WHAT IS ASKED:
Render the following material again verbatim, leaving nothing out.

──────────────────────────────

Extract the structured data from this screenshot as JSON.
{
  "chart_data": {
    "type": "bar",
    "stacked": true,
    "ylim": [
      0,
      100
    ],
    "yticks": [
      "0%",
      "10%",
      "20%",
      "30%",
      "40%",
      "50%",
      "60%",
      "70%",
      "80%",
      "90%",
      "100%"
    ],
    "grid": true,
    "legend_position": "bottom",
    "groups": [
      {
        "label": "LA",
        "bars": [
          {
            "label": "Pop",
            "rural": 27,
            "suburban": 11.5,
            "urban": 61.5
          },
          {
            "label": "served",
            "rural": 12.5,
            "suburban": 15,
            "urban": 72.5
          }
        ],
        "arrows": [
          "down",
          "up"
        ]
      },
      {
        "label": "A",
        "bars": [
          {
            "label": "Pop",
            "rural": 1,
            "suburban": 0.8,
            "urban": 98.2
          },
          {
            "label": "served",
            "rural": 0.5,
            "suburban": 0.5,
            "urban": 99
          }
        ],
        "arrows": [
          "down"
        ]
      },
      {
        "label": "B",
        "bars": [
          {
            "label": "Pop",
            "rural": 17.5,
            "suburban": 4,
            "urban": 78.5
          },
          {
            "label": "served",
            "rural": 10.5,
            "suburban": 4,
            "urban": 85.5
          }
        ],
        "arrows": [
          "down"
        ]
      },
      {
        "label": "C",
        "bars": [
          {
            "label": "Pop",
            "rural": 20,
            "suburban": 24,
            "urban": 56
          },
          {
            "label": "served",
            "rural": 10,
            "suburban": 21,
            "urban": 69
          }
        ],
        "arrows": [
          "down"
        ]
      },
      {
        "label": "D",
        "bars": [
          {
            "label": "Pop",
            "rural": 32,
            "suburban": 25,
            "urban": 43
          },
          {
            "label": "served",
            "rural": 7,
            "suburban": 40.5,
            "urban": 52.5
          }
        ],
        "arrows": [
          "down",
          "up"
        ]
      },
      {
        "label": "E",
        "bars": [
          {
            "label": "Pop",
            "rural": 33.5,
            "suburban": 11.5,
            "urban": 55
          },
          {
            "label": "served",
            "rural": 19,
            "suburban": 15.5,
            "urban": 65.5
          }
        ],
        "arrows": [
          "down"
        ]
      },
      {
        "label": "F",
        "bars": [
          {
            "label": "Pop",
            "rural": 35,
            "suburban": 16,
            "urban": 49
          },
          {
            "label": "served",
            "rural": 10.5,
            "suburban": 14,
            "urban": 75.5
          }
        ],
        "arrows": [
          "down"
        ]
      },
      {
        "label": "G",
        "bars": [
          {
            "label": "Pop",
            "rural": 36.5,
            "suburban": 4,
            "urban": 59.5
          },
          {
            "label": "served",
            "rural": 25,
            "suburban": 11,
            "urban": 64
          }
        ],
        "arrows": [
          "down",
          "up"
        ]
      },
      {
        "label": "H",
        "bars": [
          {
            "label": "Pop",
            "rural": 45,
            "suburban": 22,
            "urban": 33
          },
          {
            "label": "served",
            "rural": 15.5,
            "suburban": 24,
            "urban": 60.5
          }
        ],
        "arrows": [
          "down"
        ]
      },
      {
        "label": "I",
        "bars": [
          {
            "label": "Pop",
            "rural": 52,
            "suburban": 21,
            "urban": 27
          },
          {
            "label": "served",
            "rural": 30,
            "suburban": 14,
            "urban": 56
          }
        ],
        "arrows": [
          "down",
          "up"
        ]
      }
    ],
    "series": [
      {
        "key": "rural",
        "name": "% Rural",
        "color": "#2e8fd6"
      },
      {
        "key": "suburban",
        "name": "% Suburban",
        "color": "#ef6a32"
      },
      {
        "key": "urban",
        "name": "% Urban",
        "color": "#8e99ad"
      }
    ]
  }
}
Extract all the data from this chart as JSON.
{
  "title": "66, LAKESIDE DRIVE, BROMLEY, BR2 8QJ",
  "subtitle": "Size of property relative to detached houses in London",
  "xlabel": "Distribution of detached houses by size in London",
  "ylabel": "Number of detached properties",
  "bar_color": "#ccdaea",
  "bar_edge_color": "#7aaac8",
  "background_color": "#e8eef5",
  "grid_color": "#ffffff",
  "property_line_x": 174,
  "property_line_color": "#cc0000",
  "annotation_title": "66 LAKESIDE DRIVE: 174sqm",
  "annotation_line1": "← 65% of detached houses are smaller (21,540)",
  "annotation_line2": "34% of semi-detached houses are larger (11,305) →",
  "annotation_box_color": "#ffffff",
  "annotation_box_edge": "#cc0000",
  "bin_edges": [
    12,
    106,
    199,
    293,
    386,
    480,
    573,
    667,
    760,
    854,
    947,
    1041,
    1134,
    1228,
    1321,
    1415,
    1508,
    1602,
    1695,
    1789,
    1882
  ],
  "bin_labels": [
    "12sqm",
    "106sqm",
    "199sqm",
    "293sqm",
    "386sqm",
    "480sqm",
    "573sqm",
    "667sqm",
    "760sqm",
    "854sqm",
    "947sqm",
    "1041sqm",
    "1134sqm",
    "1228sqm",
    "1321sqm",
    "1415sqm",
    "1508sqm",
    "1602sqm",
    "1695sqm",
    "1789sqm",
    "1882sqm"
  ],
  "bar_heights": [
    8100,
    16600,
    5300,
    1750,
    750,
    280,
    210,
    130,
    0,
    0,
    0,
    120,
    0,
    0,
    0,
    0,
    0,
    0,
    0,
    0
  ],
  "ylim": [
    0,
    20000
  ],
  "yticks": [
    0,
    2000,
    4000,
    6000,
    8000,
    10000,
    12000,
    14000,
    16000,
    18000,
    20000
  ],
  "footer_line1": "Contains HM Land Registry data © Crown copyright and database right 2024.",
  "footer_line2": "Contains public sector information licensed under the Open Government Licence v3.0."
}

──────────────────────────────

FINAL RESULT:
Extract the structured data from this screenshot as JSON.
{
  "chart_data": {
    "type": "bar",
    "stacked": true,
    "ylim": [
      0,
      100
    ],
    "yticks": [
      "0%",
      "10%",
      "20%",
      "30%",
      "40%",
      "50%",
      "60%",
      "70%",
      "80%",
      "90%",
      "100%"
    ],
    "grid": true,
    "legend_position": "bottom",
    "groups": [
      {
        "label": "LA",
        "bars": [
          {
            "label": "Pop",
            "rural": 27,
            "suburban": 11.5,
            "urban": 61.5
          },
          {
            "label": "served",
            "rural": 12.5,
            "suburban": 15,
            "urban": 72.5
          }
        ],
        "arrows": [
          "down",
          "up"
        ]
      },
      {
        "label": "A",
        "bars": [
          {
            "label": "Pop",
            "rural": 1,
            "suburban": 0.8,
            "urban": 98.2
          },
          {
            "label": "served",
            "rural": 0.5,
            "suburban": 0.5,
            "urban": 99
          }
        ],
        "arrows": [
          "down"
        ]
      },
      {
        "label": "B",
        "bars": [
          {
            "label": "Pop",
            "rural": 17.5,
            "suburban": 4,
            "urban": 78.5
          },
          {
            "label": "served",
            "rural": 10.5,
            "suburban": 4,
            "urban": 85.5
          }
        ],
        "arrows": [
          "down"
        ]
      },
      {
        "label": "C",
        "bars": [
          {
            "label": "Pop",
            "rural": 20,
            "suburban": 24,
            "urban": 56
          },
          {
            "label": "served",
            "rural": 10,
            "suburban": 21,
            "urban": 69
          }
        ],
        "arrows": [
          "down"
        ]
      },
      {
        "label": "D",
        "bars": [
          {
            "label": "Pop",
            "rural": 32,
            "suburban": 25,
            "urban": 43
          },
          {
            "label": "served",
            "rural": 7,
            "suburban": 40.5,
            "urban": 52.5
          }
        ],
        "arrows": [
          "down",
          "up"
        ]
      },
      {
        "label": "E",
        "bars": [
          {
            "label": "Pop",
            "rural": 33.5,
            "suburban": 11.5,
            "urban": 55
          },
          {
            "label": "served",
            "rural": 19,
            "suburban": 15.5,
            "urban": 65.5
          }
        ],
        "arrows": [
          "down"
        ]
      },
      {
        "label": "F",
        "bars": [
          {
            "label": "Pop",
            "rural": 35,
            "suburban": 16,
            "urban": 49
          },
          {
            "label": "served",
            "rural": 10.5,
            "suburban": 14,
            "urban": 75.5
          }
        ],
        "arrows": [
          "down"
        ]
      },
      {
        "label": "G",
        "bars": [
          {
            "label": "Pop",
            "rural": 36.5,
            "suburban": 4,
            "urban": 59.5
          },
          {
            "label": "served",
            "rural": 25,
            "suburban": 11,
            "urban": 64
          }
        ],
        "arrows": [
          "down",
          "up"
        ]
      },
      {
        "label": "H",
        "bars": [
          {
            "label": "Pop",
            "rural": 45,
            "suburban": 22,
            "urban": 33
          },
          {
            "label": "served",
            "rural": 15.5,
            "suburban": 24,
            "urban": 60.5
          }
        ],
        "arrows": [
          "down"
        ]
      },
      {
        "label": "I",
        "bars": [
          {
            "label": "Pop",
            "rural": 52,
            "suburban": 21,
            "urban": 27
          },
          {
            "label": "served",
            "rural": 30,
            "suburban": 14,
            "urban": 56
          }
        ],
        "arrows": [
          "down",
          "up"
        ]
      }
    ],
    "series": [
      {
        "key": "rural",
        "name": "% Rural",
        "color": "#2e8fd6"
      },
      {
        "key": "suburban",
        "name": "% Suburban",
        "color": "#ef6a32"
      },
      {
        "key": "urban",
        "name": "% Urban",
        "color": "#8e99ad"
      }
    ]
  }
}
Extract all the data from this chart as JSON.
{
  "title": "66, LAKESIDE DRIVE, BROMLEY, BR2 8QJ",
  "subtitle": "Size of property relative to detached houses in London",
  "xlabel": "Distribution of detached houses by size in London",
  "ylabel": "Number of detached properties",
  "bar_color": "#ccdaea",
  "bar_edge_color": "#7aaac8",
  "background_color": "#e8eef5",
  "grid_color": "#ffffff",
  "property_line_x": 174,
  "property_line_color": "#cc0000",
  "annotation_title": "66 LAKESIDE DRIVE: 174sqm",
  "annotation_line1": "← 65% of detached houses are smaller (21,540)",
  "annotation_line2": "34% of semi-detached houses are larger (11,305) →",
  "annotation_box_color": "#ffffff",
  "annotation_box_edge": "#cc0000",
  "bin_edges": [
    12,
    106,
    199,
    293,
    386,
    480,
    573,
    667,
    760,
    854,
    947,
    1041,
    1134,
    1228,
    1321,
    1415,
    1508,
    1602,
    1695,
    1789,
    1882
  ],
  "bin_labels": [
    "12sqm",
    "106sqm",
    "199sqm",
    "293sqm",
    "386sqm",
    "480sqm",
    "573sqm",
    "667sqm",
    "760sqm",
    "854sqm",
    "947sqm",
    "1041sqm",
    "1134sqm",
    "1228sqm",
    "1321sqm",
    "1415sqm",
    "1508sqm",
    "1602sqm",
    "1695sqm",
    "1789sqm",
    "1882sqm"
  ],
  "bar_heights": [
    8100,
    16600,
    5300,
    1750,
    750,
    280,
    210,
    130,
    0,
    0,
    0,
    120,
    0,
    0,
    0,
    0,
    0,
    0,
    0,
    0
  ],
  "ylim": [
    0,
    20000
  ],
  "yticks": [
    0,
    2000,
    4000,
    6000,
    8000,
    10000,
    12000,
    14000,
    16000,
    18000,
    20000
  ],
  "footer_line1": "Contains HM Land Registry data © Crown copyright and database right 2024.",
  "footer_line2": "Contains public sector information licensed under the Open Government Licence v3.0."
}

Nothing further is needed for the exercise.